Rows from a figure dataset
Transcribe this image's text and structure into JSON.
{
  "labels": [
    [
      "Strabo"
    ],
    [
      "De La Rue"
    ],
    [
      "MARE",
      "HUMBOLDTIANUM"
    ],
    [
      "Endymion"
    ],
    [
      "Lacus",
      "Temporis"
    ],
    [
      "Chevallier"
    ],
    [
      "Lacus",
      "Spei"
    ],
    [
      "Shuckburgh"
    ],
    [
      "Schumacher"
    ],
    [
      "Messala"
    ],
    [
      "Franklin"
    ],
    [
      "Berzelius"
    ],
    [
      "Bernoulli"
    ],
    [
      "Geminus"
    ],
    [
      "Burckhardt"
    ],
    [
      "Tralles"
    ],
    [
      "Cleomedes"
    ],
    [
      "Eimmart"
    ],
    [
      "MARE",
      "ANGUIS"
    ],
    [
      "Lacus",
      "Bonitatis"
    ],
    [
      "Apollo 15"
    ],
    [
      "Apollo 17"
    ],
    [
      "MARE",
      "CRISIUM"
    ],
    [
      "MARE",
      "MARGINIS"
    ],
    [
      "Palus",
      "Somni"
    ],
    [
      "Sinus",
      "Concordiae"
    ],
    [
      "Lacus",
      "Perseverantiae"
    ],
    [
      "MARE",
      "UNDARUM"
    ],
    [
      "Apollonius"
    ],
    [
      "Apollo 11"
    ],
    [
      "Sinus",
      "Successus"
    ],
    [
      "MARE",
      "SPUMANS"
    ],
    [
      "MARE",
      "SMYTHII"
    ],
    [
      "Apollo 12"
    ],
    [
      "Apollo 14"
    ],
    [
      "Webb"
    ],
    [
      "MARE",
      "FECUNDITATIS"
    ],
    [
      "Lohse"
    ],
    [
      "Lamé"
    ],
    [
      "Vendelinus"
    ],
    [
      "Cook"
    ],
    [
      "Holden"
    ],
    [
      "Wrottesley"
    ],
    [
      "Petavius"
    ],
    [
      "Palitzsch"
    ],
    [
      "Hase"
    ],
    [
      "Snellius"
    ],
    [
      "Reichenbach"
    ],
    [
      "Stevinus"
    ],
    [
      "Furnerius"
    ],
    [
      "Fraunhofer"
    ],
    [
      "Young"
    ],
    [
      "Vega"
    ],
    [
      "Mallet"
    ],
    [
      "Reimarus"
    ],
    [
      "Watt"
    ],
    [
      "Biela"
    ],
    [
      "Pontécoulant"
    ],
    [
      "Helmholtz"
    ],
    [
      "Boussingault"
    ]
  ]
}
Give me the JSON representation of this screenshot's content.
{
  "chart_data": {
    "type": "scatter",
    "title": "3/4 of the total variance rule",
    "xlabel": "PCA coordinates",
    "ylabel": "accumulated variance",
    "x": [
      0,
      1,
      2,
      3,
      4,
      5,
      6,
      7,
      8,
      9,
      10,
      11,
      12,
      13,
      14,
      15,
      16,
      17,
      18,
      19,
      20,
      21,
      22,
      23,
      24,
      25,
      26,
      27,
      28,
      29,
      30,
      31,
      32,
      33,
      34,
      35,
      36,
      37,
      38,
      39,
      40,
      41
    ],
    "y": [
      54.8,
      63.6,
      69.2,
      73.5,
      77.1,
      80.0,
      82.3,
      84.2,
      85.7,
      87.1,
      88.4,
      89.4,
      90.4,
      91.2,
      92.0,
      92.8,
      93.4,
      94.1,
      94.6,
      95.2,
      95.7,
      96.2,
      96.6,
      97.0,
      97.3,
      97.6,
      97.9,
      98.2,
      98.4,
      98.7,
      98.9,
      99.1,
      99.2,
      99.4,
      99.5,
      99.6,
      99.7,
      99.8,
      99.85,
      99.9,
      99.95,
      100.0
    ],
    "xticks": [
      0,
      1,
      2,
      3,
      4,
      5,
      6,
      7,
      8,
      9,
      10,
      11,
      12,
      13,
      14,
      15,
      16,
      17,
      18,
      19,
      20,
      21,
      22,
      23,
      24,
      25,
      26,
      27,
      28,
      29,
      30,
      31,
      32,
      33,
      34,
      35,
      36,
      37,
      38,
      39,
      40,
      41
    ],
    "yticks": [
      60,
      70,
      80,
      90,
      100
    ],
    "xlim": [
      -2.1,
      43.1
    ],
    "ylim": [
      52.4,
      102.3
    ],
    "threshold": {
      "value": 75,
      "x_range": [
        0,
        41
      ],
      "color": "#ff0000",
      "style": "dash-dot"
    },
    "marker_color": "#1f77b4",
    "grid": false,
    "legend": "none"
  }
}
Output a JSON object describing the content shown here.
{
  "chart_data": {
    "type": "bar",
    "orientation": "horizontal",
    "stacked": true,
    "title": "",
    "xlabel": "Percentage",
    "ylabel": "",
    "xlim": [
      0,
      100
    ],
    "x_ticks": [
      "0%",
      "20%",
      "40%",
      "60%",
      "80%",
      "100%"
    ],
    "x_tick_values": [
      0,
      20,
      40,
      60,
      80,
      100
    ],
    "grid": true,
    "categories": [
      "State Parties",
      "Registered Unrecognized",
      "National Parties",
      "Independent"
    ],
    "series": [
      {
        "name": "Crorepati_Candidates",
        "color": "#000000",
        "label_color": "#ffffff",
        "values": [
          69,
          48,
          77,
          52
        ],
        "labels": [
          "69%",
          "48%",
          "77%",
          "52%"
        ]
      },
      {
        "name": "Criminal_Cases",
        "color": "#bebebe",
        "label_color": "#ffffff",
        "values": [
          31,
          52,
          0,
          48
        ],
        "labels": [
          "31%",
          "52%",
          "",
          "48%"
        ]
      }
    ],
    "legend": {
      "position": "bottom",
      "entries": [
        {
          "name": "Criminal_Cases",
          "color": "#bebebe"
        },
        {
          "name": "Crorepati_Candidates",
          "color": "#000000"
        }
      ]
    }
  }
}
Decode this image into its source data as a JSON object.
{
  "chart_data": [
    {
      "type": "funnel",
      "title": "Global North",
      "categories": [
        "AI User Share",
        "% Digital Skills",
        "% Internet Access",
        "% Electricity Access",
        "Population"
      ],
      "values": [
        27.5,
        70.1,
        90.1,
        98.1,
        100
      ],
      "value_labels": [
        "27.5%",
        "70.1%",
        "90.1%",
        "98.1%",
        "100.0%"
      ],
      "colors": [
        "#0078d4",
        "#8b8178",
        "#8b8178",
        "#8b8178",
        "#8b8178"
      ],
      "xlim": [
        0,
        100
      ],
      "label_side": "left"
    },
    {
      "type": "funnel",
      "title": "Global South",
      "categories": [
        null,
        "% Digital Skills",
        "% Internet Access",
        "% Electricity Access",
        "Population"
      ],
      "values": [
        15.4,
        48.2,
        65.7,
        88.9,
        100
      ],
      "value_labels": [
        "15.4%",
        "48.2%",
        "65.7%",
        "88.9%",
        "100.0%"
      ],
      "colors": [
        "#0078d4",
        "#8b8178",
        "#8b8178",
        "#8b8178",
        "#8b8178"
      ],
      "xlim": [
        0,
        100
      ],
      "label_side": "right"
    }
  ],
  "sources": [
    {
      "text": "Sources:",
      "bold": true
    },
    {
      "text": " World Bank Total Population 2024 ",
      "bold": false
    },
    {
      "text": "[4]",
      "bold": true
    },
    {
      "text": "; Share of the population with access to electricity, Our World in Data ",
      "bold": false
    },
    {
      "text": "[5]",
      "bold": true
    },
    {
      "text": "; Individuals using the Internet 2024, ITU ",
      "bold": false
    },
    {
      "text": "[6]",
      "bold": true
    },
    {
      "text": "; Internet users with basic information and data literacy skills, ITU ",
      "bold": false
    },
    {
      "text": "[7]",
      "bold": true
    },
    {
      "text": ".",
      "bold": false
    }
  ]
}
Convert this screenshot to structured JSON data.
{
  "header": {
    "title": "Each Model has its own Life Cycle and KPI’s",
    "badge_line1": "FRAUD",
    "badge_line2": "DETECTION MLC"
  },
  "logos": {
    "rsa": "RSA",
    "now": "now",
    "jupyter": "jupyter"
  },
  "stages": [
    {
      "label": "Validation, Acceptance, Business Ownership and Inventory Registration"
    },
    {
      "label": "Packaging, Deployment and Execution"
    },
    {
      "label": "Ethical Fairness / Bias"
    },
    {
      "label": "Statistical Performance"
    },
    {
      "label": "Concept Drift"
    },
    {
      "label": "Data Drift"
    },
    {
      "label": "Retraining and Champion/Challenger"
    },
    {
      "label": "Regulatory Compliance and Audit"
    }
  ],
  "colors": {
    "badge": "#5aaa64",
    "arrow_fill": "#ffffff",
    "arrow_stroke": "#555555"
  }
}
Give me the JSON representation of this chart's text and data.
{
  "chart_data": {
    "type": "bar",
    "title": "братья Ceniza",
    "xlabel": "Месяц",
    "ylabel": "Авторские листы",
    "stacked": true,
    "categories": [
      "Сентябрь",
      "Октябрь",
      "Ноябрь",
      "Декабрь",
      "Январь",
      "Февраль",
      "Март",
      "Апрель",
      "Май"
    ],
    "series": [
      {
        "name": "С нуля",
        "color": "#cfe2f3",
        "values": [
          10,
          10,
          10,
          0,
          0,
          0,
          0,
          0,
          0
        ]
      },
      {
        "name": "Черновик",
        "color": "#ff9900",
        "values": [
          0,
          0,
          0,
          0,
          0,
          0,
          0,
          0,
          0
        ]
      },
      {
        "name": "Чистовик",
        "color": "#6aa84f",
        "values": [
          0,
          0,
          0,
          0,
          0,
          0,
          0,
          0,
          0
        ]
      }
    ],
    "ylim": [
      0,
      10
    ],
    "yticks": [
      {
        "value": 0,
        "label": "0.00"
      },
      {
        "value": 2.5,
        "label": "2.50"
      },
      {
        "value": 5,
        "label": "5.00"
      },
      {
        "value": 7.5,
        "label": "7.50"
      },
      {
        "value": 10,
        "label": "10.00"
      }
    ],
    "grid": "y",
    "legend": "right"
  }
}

**Required task:** In the entries above, some lines may contain the string "Share"; report how many, without additional comment.

**Exercise result:** 2